Exactly reproduce the lines that follow.
— Start of Data provided —
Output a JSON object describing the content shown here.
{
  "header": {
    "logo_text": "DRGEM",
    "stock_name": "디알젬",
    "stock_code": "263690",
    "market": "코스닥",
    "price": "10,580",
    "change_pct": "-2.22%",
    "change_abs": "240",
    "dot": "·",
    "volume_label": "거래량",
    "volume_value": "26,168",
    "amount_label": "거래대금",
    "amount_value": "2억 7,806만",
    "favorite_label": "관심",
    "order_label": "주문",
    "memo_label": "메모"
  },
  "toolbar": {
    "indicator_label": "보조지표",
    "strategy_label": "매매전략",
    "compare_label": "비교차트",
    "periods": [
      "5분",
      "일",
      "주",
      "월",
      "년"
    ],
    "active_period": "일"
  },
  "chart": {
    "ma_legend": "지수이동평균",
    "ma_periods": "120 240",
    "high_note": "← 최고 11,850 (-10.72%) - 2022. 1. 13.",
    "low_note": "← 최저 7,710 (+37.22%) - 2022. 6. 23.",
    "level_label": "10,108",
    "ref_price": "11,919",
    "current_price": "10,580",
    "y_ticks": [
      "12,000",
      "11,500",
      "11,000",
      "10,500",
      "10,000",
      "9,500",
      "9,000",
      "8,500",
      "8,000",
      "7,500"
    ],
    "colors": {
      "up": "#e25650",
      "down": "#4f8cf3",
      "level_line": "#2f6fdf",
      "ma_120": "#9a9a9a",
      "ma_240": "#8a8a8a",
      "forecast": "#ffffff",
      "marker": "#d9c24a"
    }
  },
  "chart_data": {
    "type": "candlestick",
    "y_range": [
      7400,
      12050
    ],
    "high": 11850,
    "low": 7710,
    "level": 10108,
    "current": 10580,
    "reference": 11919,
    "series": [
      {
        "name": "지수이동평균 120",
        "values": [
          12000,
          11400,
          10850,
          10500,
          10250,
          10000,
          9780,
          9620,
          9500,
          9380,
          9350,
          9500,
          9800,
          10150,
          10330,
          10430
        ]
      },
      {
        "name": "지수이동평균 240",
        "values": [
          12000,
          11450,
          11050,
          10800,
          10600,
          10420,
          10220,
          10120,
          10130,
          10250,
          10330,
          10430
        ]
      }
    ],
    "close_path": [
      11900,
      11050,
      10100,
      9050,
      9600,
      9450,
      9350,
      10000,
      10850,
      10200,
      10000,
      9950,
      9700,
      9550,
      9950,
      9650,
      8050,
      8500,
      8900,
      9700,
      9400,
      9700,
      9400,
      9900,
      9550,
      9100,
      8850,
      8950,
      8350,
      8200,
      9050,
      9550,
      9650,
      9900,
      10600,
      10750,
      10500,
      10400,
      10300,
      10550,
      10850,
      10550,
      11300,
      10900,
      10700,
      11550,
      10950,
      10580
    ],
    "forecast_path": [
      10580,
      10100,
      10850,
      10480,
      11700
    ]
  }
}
— End of Data provided —
Exercise output:
Output a JSON object describing the content shown here.
{
  "header": {
    "logo_text": "DRGEM",
    "stock_name": "디알젬",
    "stock_code": "263690",
    "market": "코스닥",
    "price": "10,580",
    "change_pct": "-2.22%",
    "change_abs": "240",
    "dot": "·",
    "volume_label": "거래량",
    "volume_value": "26,168",
    "amount_label": "거래대금",
    "amount_value": "2억 7,806만",
    "favorite_label": "관심",
    "order_label": "주문",
    "memo_label": "메모"
  },
  "toolbar": {
    "indicator_label": "보조지표",
    "strategy_label": "매매전략",
    "compare_label": "비교차트",
    "periods": [
      "5분",
      "일",
      "주",
      "월",
      "년"
    ],
    "active_period": "일"
  },
  "chart": {
    "ma_legend": "지수이동평균",
    "ma_periods": "120 240",
    "high_note": "← 최고 11,850 (-10.72%) - 2022. 1. 13.",
    "low_note": "← 최저 7,710 (+37.22%) - 2022. 6. 23.",
    "level_label": "10,108",
    "ref_price": "11,919",
    "current_price": "10,580",
    "y_ticks": [
      "12,000",
      "11,500",
      "11,000",
      "10,500",
      "10,000",
      "9,500",
      "9,000",
      "8,500",
      "8,000",
      "7,500"
    ],
    "colors": {
      "up": "#e25650",
      "down": "#4f8cf3",
      "level_line": "#2f6fdf",
      "ma_120": "#9a9a9a",
      "ma_240": "#8a8a8a",
      "forecast": "#ffffff",
      "marker": "#d9c24a"
    }
  },
  "chart_data": {
    "type": "candlestick",
    "y_range": [
      7400,
      12050
    ],
    "high": 11850,
    "low": 7710,
    "level": 10108,
    "current": 10580,
    "reference": 11919,
    "series": [
      {
        "name": "지수이동평균 120",
        "values": [
          12000,
          11400,
          10850,
          10500,
          10250,
          10000,
          9780,
          9620,
          9500,
          9380,
          9350,
          9500,
          9800,
          10150,
          10330,
          10430
        ]
      },
      {
        "name": "지수이동평균 240",
        "values": [
          12000,
          11450,
          11050,
          10800,
          10600,
          10420,
          10220,
          10120,
          10130,
          10250,
          10330,
          10430
        ]
      }
    ],
    "close_path": [
      11900,
      11050,
      10100,
      9050,
      9600,
      9450,
      9350,
      10000,
      10850,
      10200,
      10000,
      9950,
      9700,
      9550,
      9950,
      9650,
      8050,
      8500,
      8900,
      9700,
      9400,
      9700,
      9400,
      9900,
      9550,
      9100,
      8850,
      8950,
      8350,
      8200,
      9050,
      9550,
      9650,
      9900,
      10600,
      10750,
      10500,
      10400,
      10300,
      10550,
      10850,
      10550,
      11300,
      10900,
      10700,
      11550,
      10950,
      10580
    ],
    "forecast_path": [
      10580,
      10100,
      10850,
      10480,
      11700
    ]
  }
}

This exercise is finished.